> **CHALLENGE**:
Restate each of the lines given below, word for word.

─── RECORDS TO USE

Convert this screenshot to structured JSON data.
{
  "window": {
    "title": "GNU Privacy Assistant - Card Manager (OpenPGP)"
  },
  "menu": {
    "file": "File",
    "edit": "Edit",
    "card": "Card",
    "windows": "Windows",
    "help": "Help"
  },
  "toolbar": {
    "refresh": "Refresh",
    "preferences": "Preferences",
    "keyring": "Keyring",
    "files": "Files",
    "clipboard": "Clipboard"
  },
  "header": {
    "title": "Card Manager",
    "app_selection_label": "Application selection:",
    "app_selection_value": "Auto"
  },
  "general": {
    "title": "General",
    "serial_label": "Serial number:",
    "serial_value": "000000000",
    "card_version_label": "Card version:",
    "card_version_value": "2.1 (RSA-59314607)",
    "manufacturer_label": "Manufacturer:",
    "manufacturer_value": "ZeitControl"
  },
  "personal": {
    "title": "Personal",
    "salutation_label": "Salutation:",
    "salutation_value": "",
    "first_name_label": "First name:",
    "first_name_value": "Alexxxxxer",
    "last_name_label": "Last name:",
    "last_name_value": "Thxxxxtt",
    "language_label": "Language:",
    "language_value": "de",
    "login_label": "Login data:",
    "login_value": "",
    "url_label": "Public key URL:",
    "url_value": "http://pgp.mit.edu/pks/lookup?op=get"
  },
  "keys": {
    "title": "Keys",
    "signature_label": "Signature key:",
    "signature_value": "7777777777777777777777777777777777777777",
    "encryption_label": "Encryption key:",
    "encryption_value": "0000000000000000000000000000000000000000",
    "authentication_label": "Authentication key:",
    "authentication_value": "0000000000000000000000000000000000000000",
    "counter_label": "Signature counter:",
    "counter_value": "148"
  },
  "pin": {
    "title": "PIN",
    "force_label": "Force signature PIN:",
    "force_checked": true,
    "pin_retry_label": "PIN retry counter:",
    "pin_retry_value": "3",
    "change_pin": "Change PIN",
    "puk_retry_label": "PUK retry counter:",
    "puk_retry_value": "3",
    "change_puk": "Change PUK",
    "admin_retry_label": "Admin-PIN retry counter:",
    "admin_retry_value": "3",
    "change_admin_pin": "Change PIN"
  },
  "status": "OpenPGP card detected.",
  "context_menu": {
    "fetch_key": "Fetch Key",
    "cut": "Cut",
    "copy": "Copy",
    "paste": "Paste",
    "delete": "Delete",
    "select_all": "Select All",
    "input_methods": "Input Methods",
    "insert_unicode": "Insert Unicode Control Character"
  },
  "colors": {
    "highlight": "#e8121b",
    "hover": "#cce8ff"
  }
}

──────

> **SOLUTION TO THE EXERCISE**:
Convert this screenshot to structured JSON data.
{
  "window": {
    "title": "GNU Privacy Assistant - Card Manager (OpenPGP)"
  },
  "menu": {
    "file": "File",
    "edit": "Edit",
    "card": "Card",
    "windows": "Windows",
    "help": "Help"
  },
  "toolbar": {
    "refresh": "Refresh",
    "preferences": "Preferences",
    "keyring": "Keyring",
    "files": "Files",
    "clipboard": "Clipboard"
  },
  "header": {
    "title": "Card Manager",
    "app_selection_label": "Application selection:",
    "app_selection_value": "Auto"
  },
  "general": {
    "title": "General",
    "serial_label": "Serial number:",
    "serial_value": "000000000",
    "card_version_label": "Card version:",
    "card_version_value": "2.1 (RSA-59314607)",
    "manufacturer_label": "Manufacturer:",
    "manufacturer_value": "ZeitControl"
  },
  "personal": {
    "title": "Personal",
    "salutation_label": "Salutation:",
    "salutation_value": "",
    "first_name_label": "First name:",
    "first_name_value": "Alexxxxxer",
    "last_name_label": "Last name:",
    "last_name_value": "Thxxxxtt",
    "language_label": "Language:",
    "language_value": "de",
    "login_label": "Login data:",
    "login_value": "",
    "url_label": "Public key URL:",
    "url_value": "http://pgp.mit.edu/pks/lookup?op=get"
  },
  "keys": {
    "title": "Keys",
    "signature_label": "Signature key:",
    "signature_value": "7777777777777777777777777777777777777777",
    "encryption_label": "Encryption key:",
    "encryption_value": "0000000000000000000000000000000000000000",
    "authentication_label": "Authentication key:",
    "authentication_value": "0000000000000000000000000000000000000000",
    "counter_label": "Signature counter:",
    "counter_value": "148"
  },
  "pin": {
    "title": "PIN",
    "force_label": "Force signature PIN:",
    "force_checked": true,
    "pin_retry_label": "PIN retry counter:",
    "pin_retry_value": "3",
    "change_pin": "Change PIN",
    "puk_retry_label": "PUK retry counter:",
    "puk_retry_value": "3",
    "change_puk": "Change PUK",
    "admin_retry_label": "Admin-PIN retry counter:",
    "admin_retry_value": "3",
    "change_admin_pin": "Change PIN"
  },
  "status": "OpenPGP card detected.",
  "context_menu": {
    "fetch_key": "Fetch Key",
    "cut": "Cut",
    "copy": "Copy",
    "paste": "Paste",
    "delete": "Delete",
    "select_all": "Select All",
    "input_methods": "Input Methods",
    "insert_unicode": "Insert Unicode Control Character"
  },
  "colors": {
    "highlight": "#e8121b",
    "hover": "#cce8ff"
  }
}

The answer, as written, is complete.